__Given records__:

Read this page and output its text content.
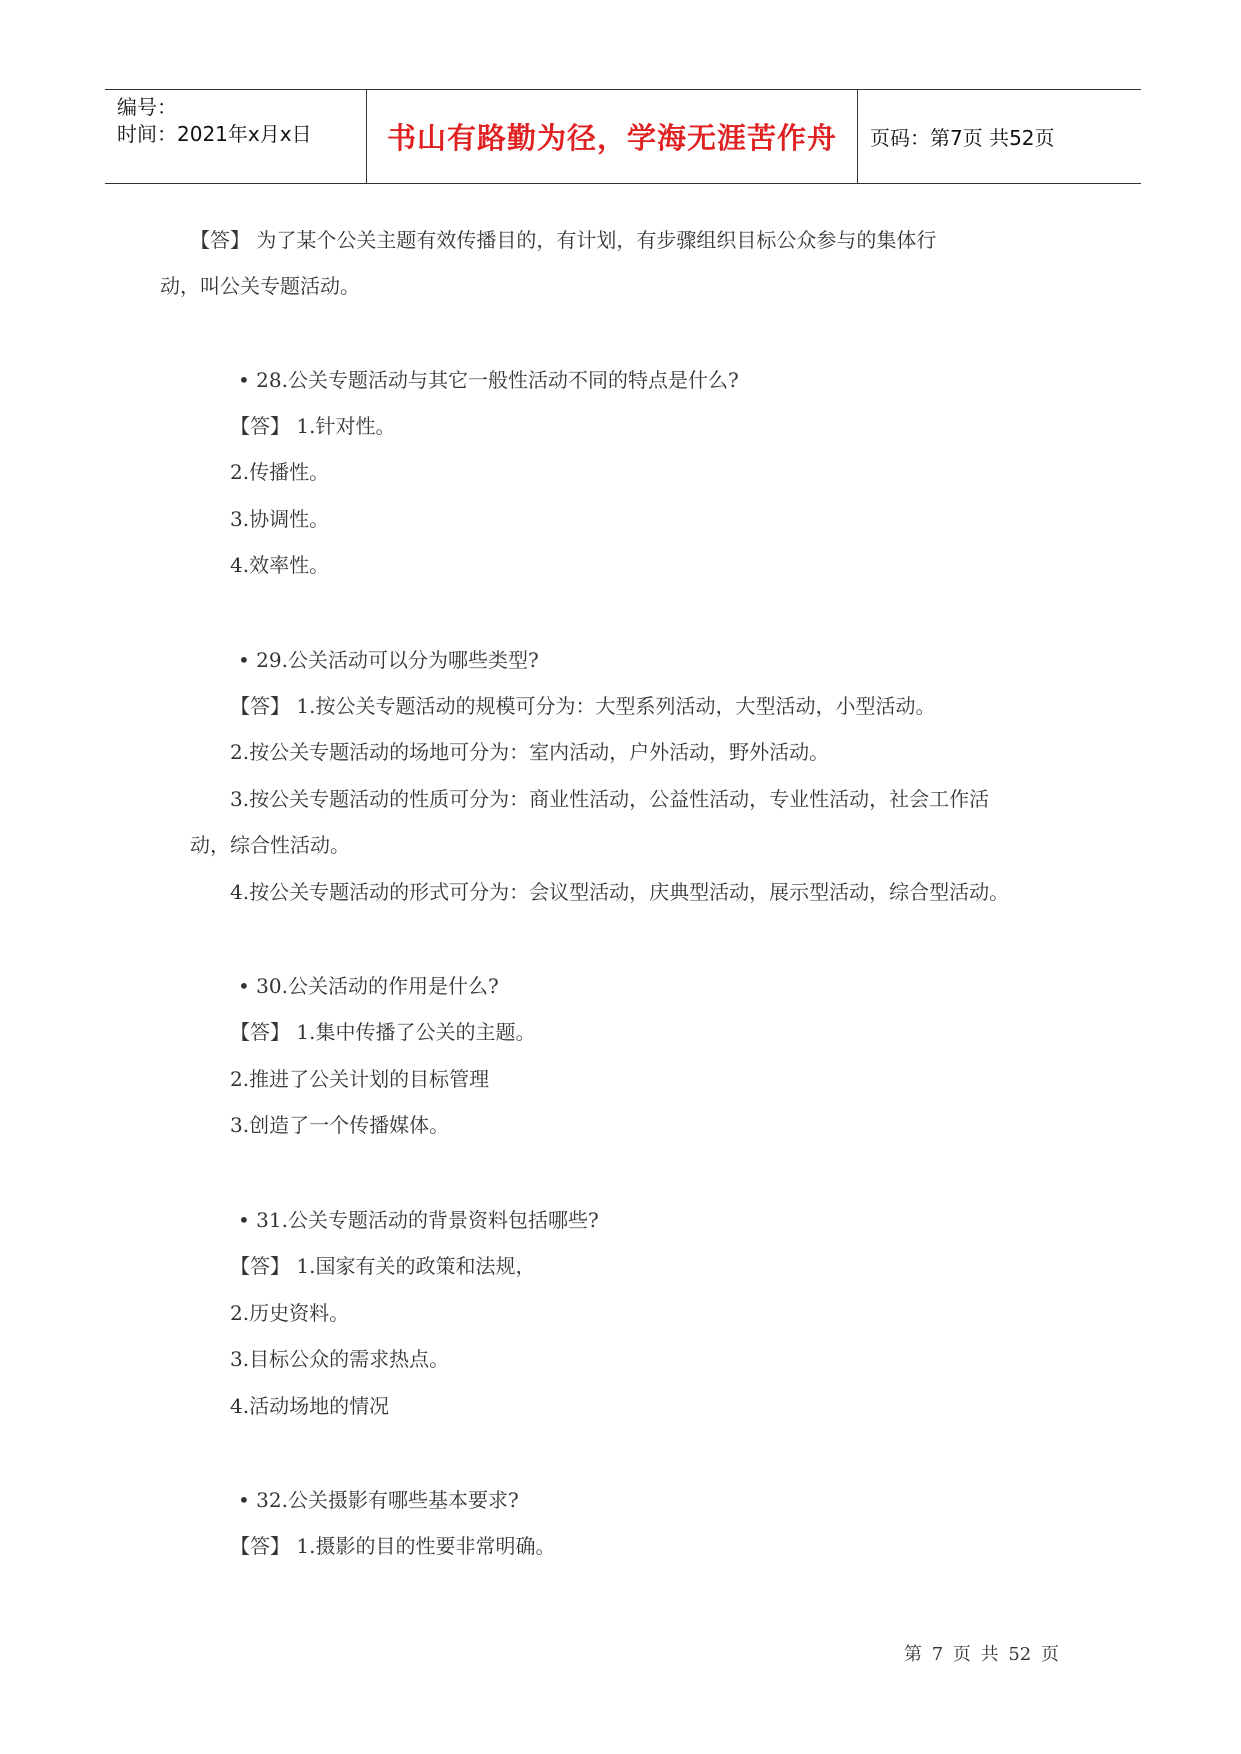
编号：
时间：2021年x月x日	书山有路勤为径，学海无涯苦作舟	页码：第7页 共52页
【答】 为了某个公关主题有效传播目的，有计划，有步骤组织目标公众参与的集体行
动，叫公关专题活动。
• 28.公关专题活动与其它一般性活动不同的特点是什么?
【答】 1.针对性。
2.传播性。
3.协调性。
4.效率性。
• 29.公关活动可以分为哪些类型?
【答】 1.按公关专题活动的规模可分为：大型系列活动，大型活动，小型活动。
2.按公关专题活动的场地可分为：室内活动，户外活动，野外活动。
3.按公关专题活动的性质可分为：商业性活动，公益性活动，专业性活动，社会工作活
动，综合性活动。
4.按公关专题活动的形式可分为：会议型活动，庆典型活动，展示型活动，综合型活动。
• 30.公关活动的作用是什么?
【答】 1.集中传播了公关的主题。
2.推进了公关计划的目标管理
3.创造了一个传播媒体。
• 31.公关专题活动的背景资料包括哪些?
【答】 1.国家有关的政策和法规，
2.历史资料。
3.目标公众的需求热点。
4.活动场地的情况
• 32.公关摄影有哪些基本要求?
【答】 1.摄影的目的性要非常明确。
第 7 页 共 52 页
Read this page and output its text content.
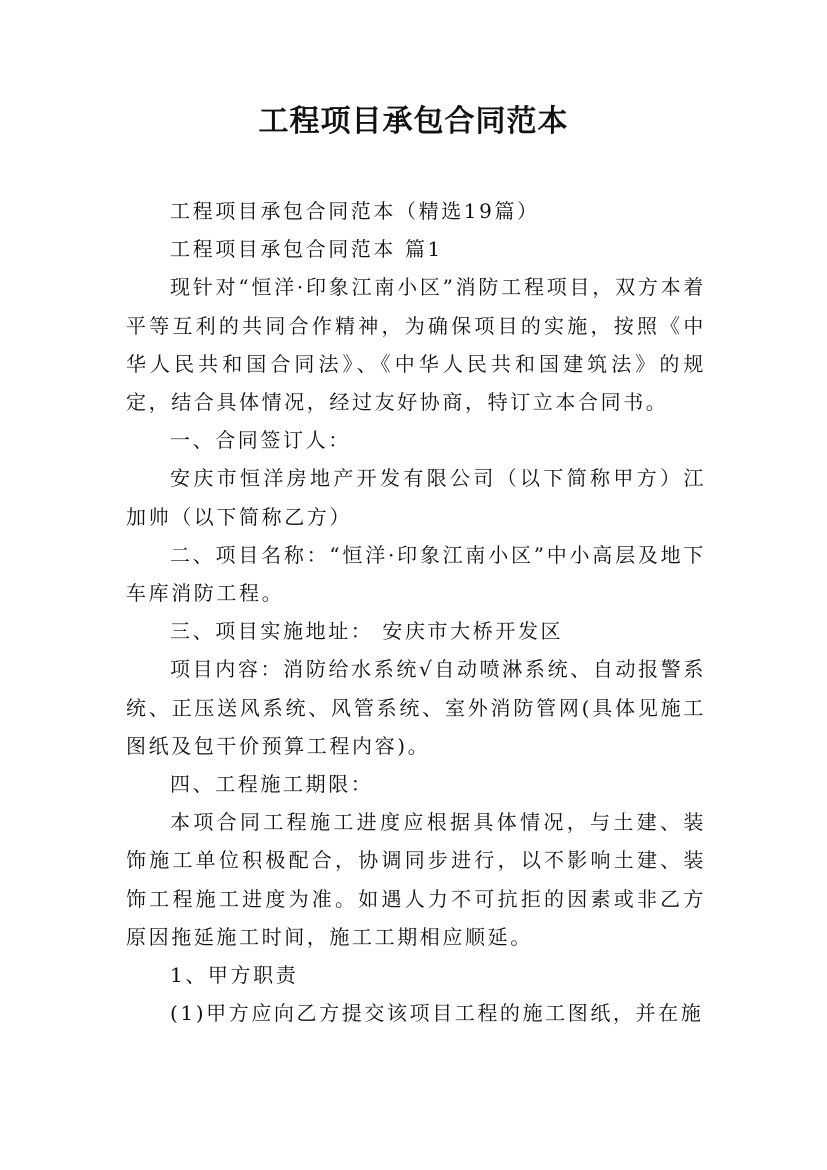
工程项目承包合同范本

工程项目承包合同范本（精选19篇）

工程项目承包合同范本 篇1

现针对“恒洋·印象江南小区”消防工程项目，双方本着平等互利的共同合作精神，为确保项目的实施，按照《中华人民共和国合同法》、《中华人民共和国建筑法》的规定，结合具体情况，经过友好协商，特订立本合同书。

一、合同签订人：

安庆市恒洋房地产开发有限公司（以下简称甲方）江加帅（以下简称乙方）

二、项目名称：“恒洋·印象江南小区”中小高层及地下车库消防工程。

三、项目实施地址： 安庆市大桥开发区

项目内容：消防给水系统√自动喷淋系统、自动报警系统、正压送风系统、风管系统、室外消防管网(具体见施工图纸及包干价预算工程内容)。

四、工程施工期限：

本项合同工程施工进度应根据具体情况，与土建、装饰施工单位积极配合，协调同步进行，以不影响土建、装饰工程施工进度为准。如遇人力不可抗拒的因素或非乙方原因拖延施工时间，施工工期相应顺延。

1、甲方职责

(1)甲方应向乙方提交该项目工程的施工图纸，并在施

__Exercise requirements__:
Quote each record exactly as it stands, minus the pictures.

__Correct answer__:
Read this page and output its text content.
编号：
时间：2021年x月x日	书山有路勤为径，学海无涯苦作舟	页码：第7页 共52页
【答】 为了某个公关主题有效传播目的，有计划，有步骤组织目标公众参与的集体行
动，叫公关专题活动。
• 28.公关专题活动与其它一般性活动不同的特点是什么?
【答】 1.针对性。
2.传播性。
3.协调性。
4.效率性。
• 29.公关活动可以分为哪些类型?
【答】 1.按公关专题活动的规模可分为：大型系列活动，大型活动，小型活动。
2.按公关专题活动的场地可分为：室内活动，户外活动，野外活动。
3.按公关专题活动的性质可分为：商业性活动，公益性活动，专业性活动，社会工作活
动，综合性活动。
4.按公关专题活动的形式可分为：会议型活动，庆典型活动，展示型活动，综合型活动。
• 30.公关活动的作用是什么?
【答】 1.集中传播了公关的主题。
2.推进了公关计划的目标管理
3.创造了一个传播媒体。
• 31.公关专题活动的背景资料包括哪些?
【答】 1.国家有关的政策和法规，
2.历史资料。
3.目标公众的需求热点。
4.活动场地的情况
• 32.公关摄影有哪些基本要求?
【答】 1.摄影的目的性要非常明确。
第 7 页 共 52 页
Read this page and output its text content.
工程项目承包合同范本

工程项目承包合同范本（精选19篇）

工程项目承包合同范本 篇1

现针对“恒洋·印象江南小区”消防工程项目，双方本着平等互利的共同合作精神，为确保项目的实施，按照《中华人民共和国合同法》、《中华人民共和国建筑法》的规定，结合具体情况，经过友好协商，特订立本合同书。

一、合同签订人：

安庆市恒洋房地产开发有限公司（以下简称甲方）江加帅（以下简称乙方）

二、项目名称：“恒洋·印象江南小区”中小高层及地下车库消防工程。

三、项目实施地址： 安庆市大桥开发区

项目内容：消防给水系统√自动喷淋系统、自动报警系统、正压送风系统、风管系统、室外消防管网(具体见施工图纸及包干价预算工程内容)。

四、工程施工期限：

本项合同工程施工进度应根据具体情况，与土建、装饰施工单位积极配合，协调同步进行，以不影响土建、装饰工程施工进度为准。如遇人力不可抗拒的因素或非乙方原因拖延施工时间，施工工期相应顺延。

1、甲方职责

(1)甲方应向乙方提交该项目工程的施工图纸，并在施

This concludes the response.